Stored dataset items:
** BEGIN **
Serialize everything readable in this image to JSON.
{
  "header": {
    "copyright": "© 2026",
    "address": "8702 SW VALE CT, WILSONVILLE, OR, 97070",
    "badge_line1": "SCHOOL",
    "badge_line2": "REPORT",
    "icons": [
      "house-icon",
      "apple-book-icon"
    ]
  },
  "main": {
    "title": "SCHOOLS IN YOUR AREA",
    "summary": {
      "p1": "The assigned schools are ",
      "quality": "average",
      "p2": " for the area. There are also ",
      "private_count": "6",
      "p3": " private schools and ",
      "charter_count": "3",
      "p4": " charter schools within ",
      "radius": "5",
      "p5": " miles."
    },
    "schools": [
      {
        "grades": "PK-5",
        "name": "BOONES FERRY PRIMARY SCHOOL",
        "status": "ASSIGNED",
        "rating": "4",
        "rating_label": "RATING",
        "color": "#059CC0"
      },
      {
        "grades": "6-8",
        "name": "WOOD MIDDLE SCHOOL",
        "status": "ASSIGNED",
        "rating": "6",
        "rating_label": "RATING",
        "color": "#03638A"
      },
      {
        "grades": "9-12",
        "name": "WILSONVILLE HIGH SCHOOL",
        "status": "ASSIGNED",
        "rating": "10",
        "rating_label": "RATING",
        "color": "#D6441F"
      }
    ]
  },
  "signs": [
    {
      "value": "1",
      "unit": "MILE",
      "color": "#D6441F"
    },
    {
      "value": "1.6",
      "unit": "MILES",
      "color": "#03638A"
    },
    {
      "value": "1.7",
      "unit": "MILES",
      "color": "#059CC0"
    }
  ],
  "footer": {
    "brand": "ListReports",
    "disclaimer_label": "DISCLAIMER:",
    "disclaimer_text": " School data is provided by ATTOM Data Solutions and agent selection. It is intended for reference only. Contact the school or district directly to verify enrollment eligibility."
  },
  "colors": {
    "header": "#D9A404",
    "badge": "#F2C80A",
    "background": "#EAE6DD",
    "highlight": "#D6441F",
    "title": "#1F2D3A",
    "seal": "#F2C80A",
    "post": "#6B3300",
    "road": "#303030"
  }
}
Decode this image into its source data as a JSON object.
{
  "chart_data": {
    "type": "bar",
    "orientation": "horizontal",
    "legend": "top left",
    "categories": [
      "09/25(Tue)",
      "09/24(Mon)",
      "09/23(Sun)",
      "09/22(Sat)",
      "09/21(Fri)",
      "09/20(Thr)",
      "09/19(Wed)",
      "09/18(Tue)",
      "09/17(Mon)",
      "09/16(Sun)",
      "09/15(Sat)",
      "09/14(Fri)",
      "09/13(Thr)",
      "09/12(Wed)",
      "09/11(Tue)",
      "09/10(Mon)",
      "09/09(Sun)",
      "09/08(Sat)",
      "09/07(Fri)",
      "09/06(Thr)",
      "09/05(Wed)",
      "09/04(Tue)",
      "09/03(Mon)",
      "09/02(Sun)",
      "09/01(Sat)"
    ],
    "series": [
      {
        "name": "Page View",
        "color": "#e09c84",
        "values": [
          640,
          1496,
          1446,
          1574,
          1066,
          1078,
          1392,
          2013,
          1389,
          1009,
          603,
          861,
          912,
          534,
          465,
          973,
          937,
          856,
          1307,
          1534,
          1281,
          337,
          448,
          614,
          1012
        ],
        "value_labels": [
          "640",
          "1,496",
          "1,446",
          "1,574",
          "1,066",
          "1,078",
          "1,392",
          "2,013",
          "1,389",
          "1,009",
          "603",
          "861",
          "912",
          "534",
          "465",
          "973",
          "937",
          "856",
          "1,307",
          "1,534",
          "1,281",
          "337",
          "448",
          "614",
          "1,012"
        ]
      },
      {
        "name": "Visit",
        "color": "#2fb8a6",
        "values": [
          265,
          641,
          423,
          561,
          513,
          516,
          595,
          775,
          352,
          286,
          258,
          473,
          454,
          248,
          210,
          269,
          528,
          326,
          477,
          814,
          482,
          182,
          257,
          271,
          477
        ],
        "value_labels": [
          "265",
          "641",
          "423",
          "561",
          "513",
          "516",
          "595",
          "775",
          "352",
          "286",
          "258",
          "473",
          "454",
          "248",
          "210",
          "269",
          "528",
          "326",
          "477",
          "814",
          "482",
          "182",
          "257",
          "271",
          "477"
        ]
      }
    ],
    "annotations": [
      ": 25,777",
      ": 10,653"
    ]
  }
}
** END **
| Request |
For each line above that contains the word "image", copy that line.

| Output for this task |
Serialize everything readable in this image to JSON.
Decode this image into its source data as a JSON object.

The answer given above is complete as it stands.